To be done: Note how many lines in the entries contain the string "ylabel", then give that number and nothing else.

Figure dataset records
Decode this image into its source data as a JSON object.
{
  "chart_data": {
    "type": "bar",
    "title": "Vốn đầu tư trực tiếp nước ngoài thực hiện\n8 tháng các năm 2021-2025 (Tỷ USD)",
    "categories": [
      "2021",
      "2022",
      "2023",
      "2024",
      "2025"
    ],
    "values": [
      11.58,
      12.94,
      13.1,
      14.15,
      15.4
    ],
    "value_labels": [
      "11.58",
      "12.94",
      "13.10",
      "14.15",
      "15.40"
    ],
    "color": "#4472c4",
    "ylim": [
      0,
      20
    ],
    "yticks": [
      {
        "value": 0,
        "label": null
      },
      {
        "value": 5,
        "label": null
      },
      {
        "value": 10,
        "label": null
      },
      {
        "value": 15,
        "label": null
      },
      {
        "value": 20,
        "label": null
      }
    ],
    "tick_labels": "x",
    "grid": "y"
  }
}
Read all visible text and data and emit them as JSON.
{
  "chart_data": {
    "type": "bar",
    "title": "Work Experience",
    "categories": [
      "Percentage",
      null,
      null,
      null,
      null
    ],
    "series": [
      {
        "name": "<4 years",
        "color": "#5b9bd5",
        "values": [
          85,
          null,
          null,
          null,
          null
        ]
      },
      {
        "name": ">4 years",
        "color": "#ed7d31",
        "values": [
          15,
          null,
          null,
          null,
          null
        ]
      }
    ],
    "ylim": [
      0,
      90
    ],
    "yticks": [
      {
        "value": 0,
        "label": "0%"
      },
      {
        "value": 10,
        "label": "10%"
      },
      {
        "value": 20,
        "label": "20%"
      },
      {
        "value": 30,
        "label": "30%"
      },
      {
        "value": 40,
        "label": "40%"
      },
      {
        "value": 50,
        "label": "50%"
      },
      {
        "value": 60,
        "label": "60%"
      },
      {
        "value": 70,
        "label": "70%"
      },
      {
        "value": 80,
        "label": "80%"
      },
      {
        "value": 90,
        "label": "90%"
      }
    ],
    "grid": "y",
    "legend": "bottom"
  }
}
==
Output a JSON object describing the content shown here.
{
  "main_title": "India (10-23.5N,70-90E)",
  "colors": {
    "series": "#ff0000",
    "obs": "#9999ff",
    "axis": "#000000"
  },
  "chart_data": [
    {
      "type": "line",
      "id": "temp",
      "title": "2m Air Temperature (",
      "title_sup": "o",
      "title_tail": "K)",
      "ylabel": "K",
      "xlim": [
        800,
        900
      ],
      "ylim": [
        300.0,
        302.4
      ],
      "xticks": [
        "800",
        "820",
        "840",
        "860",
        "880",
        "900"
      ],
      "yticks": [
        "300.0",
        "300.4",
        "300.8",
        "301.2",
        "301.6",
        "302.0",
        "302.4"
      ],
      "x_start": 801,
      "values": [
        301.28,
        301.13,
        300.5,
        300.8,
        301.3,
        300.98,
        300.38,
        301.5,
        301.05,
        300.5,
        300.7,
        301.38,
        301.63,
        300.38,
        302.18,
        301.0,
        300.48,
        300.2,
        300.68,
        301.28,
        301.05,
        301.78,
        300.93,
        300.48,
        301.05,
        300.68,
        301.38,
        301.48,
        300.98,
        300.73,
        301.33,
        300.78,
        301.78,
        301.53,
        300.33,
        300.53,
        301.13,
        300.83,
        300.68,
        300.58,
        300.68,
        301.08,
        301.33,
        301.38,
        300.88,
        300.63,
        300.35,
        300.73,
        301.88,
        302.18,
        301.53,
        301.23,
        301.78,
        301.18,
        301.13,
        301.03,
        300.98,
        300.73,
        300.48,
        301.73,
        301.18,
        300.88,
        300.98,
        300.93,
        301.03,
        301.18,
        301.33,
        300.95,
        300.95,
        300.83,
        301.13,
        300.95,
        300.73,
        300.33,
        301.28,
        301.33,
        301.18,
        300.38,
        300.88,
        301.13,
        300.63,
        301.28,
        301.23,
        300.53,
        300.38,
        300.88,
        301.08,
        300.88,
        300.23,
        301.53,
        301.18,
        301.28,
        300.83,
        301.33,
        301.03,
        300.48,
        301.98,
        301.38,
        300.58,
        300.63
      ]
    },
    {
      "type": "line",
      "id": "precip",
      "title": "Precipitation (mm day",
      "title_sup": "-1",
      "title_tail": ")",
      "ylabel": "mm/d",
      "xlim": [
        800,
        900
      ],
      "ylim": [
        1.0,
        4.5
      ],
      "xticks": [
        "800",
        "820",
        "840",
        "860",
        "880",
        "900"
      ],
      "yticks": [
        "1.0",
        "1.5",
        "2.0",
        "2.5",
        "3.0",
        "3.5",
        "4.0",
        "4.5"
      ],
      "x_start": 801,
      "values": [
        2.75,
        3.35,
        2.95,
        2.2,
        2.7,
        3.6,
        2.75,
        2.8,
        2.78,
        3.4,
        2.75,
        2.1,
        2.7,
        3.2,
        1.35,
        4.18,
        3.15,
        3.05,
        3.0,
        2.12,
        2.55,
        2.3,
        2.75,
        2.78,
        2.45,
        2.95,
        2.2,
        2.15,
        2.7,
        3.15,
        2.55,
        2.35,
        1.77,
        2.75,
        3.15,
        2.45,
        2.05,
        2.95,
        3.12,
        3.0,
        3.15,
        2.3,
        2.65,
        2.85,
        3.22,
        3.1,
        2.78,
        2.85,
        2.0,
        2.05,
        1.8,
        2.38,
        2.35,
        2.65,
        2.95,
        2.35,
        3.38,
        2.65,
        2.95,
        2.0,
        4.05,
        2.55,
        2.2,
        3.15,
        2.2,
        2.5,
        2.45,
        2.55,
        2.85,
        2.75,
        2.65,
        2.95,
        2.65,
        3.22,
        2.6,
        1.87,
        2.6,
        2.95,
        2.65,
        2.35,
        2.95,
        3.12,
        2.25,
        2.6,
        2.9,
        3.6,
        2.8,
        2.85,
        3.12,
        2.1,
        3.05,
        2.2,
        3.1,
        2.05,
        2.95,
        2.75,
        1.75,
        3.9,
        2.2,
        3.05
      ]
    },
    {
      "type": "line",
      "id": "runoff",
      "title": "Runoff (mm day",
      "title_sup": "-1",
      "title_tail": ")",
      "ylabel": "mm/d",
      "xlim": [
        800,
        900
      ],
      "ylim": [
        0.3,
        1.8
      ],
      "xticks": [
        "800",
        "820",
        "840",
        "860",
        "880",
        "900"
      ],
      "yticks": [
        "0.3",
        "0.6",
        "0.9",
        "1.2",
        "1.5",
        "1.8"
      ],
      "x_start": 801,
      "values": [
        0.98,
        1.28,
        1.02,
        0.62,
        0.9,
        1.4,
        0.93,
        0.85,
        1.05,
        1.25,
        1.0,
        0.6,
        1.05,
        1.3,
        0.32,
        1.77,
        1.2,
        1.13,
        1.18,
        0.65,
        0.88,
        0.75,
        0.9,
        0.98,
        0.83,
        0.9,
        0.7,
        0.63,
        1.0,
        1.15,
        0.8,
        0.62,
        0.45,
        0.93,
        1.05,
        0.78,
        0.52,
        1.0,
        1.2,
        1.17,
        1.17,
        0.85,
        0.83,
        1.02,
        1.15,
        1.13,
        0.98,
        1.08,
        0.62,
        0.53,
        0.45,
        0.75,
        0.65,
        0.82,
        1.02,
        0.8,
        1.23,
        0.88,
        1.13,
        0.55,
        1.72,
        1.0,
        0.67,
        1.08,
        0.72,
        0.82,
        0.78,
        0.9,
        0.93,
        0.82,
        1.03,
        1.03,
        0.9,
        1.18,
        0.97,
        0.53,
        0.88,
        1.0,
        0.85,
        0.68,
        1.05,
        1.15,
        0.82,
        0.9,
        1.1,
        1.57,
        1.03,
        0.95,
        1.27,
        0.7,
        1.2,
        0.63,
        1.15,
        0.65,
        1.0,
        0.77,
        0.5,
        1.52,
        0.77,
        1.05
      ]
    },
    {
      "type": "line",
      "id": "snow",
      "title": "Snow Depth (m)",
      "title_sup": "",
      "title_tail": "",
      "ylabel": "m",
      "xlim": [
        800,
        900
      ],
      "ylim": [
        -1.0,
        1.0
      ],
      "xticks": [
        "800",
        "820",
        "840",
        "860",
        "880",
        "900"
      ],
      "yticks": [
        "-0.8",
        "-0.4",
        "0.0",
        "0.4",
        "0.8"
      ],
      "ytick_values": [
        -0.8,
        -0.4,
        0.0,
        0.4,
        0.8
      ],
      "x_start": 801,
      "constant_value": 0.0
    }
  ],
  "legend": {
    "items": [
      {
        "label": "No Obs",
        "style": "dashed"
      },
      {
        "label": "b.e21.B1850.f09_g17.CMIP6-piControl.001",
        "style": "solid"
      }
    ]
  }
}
---
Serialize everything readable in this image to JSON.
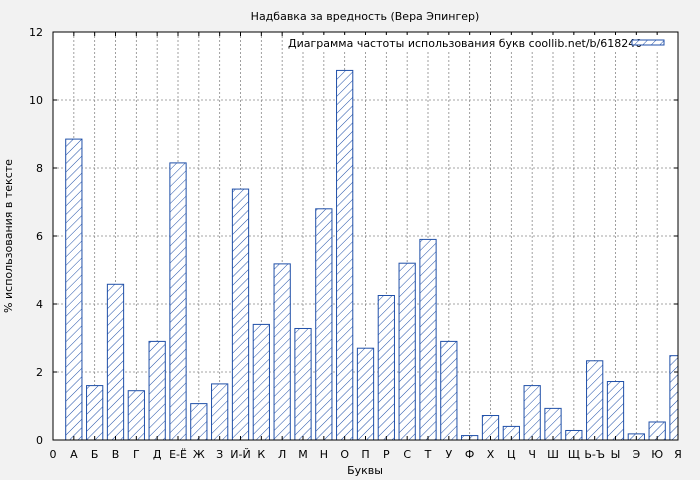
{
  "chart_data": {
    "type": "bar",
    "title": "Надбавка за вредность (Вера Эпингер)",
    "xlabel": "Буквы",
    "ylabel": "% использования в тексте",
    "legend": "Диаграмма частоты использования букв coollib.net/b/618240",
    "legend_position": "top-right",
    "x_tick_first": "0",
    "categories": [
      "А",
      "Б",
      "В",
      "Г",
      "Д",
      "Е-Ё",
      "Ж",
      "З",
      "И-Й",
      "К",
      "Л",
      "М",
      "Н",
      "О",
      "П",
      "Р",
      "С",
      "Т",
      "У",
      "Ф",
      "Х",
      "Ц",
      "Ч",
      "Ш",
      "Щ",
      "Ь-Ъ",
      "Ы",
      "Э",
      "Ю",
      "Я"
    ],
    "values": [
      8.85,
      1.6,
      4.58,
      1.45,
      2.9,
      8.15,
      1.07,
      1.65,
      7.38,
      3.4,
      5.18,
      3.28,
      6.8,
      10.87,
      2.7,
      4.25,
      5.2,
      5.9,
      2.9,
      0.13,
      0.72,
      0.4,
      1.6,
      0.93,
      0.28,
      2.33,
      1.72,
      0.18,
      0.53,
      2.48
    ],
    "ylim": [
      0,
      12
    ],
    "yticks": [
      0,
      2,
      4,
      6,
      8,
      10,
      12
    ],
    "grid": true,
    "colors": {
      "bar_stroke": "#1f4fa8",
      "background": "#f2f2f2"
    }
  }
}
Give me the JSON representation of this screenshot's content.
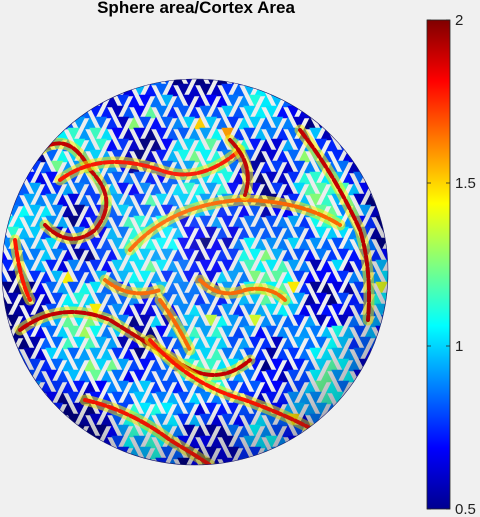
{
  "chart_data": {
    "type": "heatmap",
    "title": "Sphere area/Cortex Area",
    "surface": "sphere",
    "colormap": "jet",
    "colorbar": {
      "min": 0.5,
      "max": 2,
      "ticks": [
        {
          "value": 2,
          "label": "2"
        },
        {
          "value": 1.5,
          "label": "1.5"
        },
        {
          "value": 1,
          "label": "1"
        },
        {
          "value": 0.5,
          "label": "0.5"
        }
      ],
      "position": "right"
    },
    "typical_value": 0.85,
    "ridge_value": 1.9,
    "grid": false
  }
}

Correct output: 5